= Work to be completed =
Return all lines with the word "Education" in them.

= Provided entries =
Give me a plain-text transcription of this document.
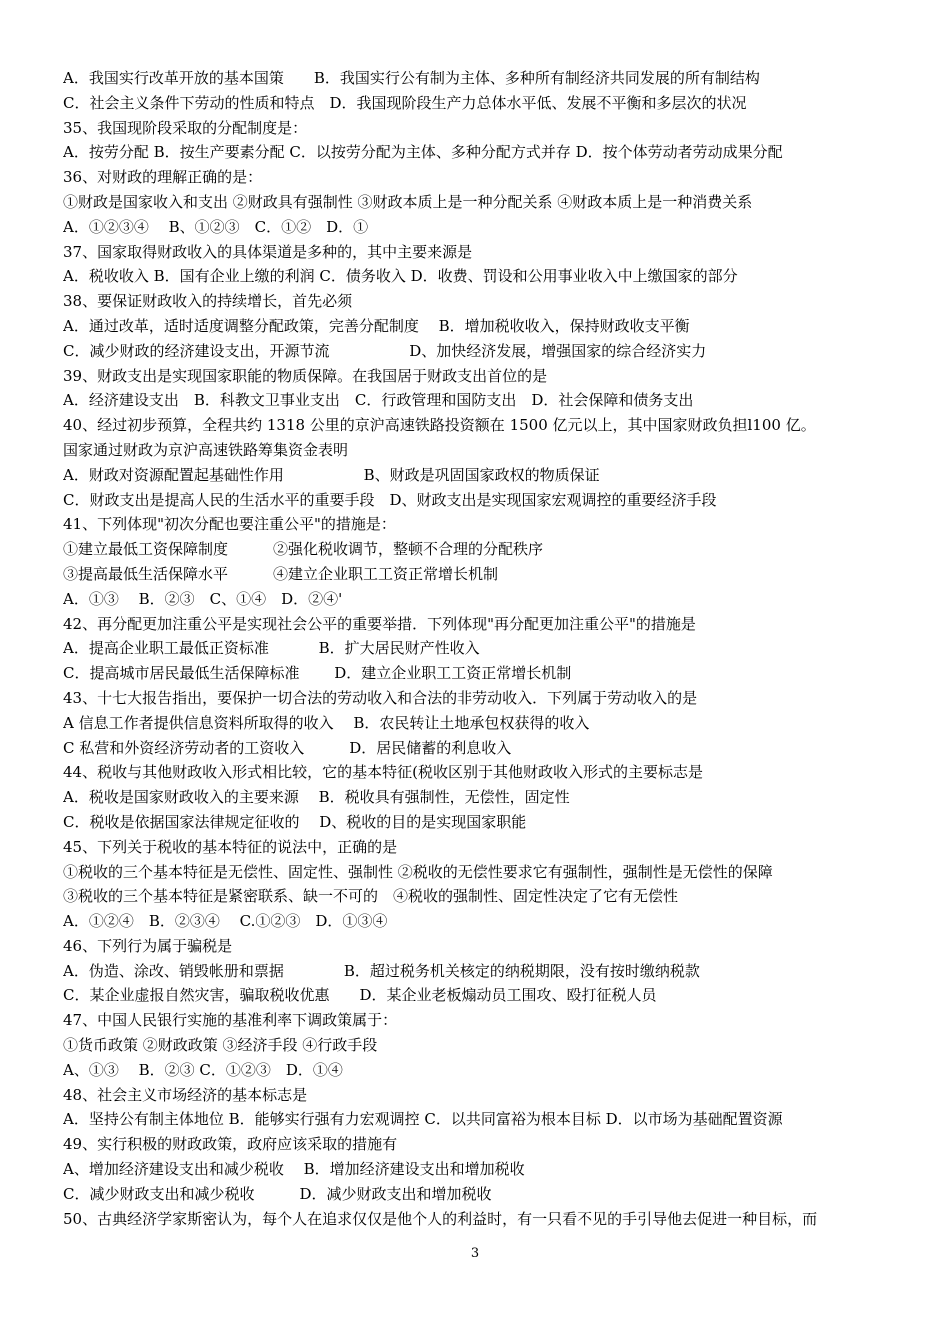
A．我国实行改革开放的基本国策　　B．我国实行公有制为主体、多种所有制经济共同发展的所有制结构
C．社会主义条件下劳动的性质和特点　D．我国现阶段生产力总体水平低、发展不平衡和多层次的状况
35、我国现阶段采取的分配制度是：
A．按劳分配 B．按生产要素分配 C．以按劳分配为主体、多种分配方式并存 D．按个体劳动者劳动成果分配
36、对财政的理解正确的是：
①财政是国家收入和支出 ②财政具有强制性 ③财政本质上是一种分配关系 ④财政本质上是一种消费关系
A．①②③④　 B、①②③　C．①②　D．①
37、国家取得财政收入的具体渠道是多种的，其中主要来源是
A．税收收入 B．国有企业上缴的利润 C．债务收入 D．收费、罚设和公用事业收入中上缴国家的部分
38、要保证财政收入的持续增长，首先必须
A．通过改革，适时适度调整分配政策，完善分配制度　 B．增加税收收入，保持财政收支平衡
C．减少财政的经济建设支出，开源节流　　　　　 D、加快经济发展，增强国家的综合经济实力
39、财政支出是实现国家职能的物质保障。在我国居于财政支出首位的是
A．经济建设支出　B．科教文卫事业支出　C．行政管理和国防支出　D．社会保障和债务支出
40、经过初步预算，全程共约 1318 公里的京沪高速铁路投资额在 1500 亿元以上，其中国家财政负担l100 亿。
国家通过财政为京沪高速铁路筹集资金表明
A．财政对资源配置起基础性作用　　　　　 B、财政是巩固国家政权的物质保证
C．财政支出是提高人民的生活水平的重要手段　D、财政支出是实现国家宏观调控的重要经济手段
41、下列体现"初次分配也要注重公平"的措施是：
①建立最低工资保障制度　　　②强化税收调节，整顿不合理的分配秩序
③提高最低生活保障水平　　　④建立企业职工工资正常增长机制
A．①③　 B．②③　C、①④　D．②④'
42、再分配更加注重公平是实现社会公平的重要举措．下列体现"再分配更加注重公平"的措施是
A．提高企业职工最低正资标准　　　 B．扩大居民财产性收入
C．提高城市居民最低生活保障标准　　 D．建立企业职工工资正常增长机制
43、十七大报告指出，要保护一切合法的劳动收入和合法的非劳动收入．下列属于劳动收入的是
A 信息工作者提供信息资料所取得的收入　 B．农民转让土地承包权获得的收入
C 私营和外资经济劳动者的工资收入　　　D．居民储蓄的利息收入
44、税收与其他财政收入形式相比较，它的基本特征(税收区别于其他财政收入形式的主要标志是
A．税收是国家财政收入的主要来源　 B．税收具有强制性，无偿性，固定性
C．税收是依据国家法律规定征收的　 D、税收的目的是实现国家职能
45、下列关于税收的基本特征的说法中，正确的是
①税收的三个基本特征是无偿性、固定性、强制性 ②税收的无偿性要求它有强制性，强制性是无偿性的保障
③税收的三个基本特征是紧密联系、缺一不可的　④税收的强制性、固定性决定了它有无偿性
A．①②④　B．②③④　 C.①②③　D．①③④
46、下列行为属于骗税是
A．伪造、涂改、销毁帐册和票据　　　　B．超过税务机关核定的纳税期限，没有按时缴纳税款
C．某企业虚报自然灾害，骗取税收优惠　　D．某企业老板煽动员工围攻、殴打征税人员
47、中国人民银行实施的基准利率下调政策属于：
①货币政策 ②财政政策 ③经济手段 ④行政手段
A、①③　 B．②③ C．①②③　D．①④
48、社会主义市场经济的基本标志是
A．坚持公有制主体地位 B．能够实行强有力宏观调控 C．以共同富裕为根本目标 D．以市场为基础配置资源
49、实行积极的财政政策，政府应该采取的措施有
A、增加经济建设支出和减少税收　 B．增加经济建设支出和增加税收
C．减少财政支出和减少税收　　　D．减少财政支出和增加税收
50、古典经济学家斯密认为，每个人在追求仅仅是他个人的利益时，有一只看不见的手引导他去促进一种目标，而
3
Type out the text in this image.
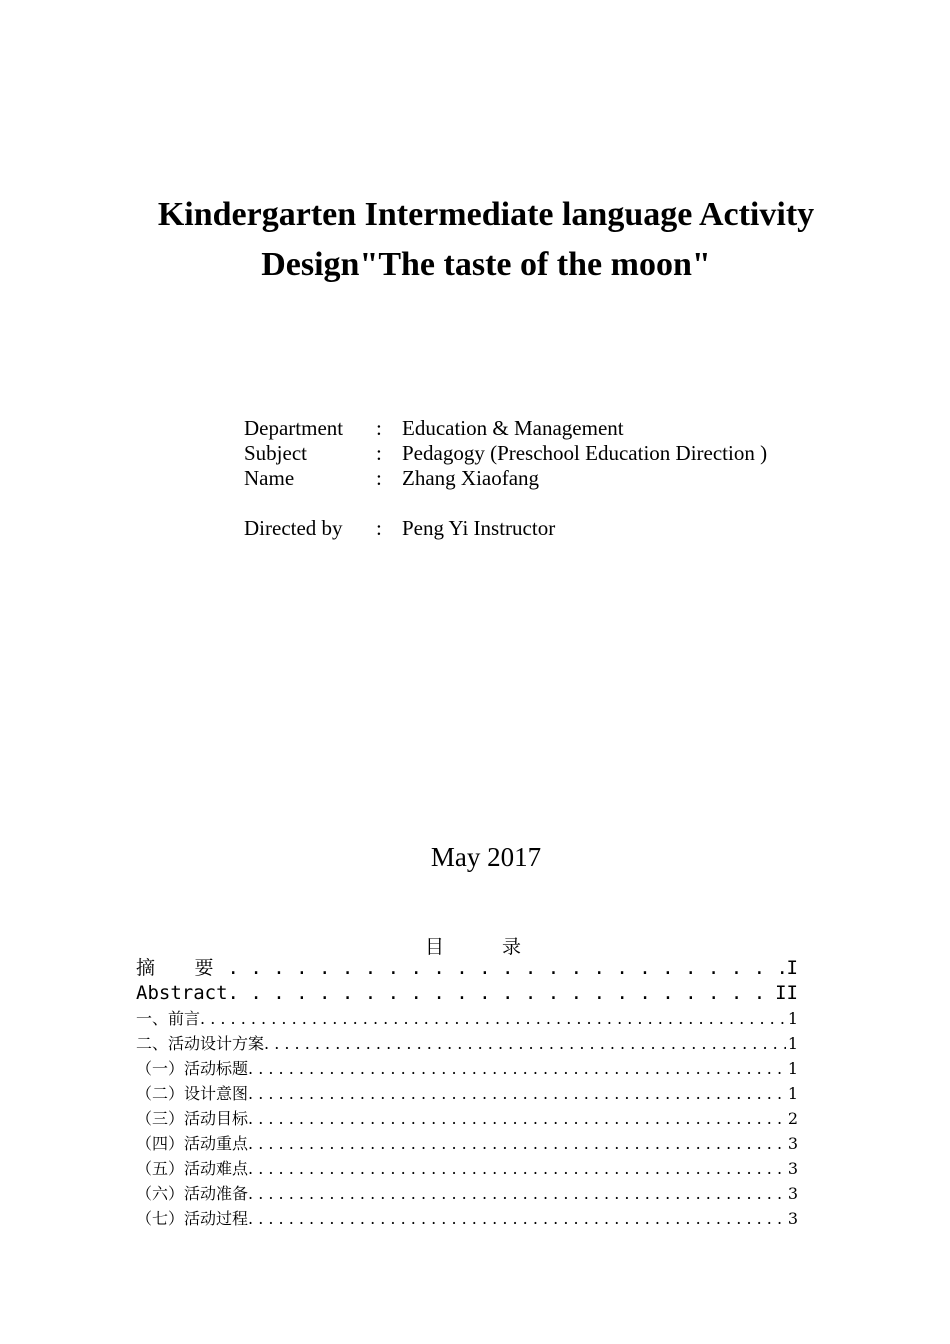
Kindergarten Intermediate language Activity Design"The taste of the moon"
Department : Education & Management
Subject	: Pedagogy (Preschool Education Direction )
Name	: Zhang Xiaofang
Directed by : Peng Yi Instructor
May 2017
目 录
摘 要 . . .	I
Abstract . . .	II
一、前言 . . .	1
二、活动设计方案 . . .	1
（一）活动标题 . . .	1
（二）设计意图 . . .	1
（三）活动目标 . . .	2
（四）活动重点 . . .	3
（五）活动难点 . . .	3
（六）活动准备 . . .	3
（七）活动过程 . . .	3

= Answer to the task =
Department : Education & Management
Subject	: Pedagogy (Preschool Education Direction )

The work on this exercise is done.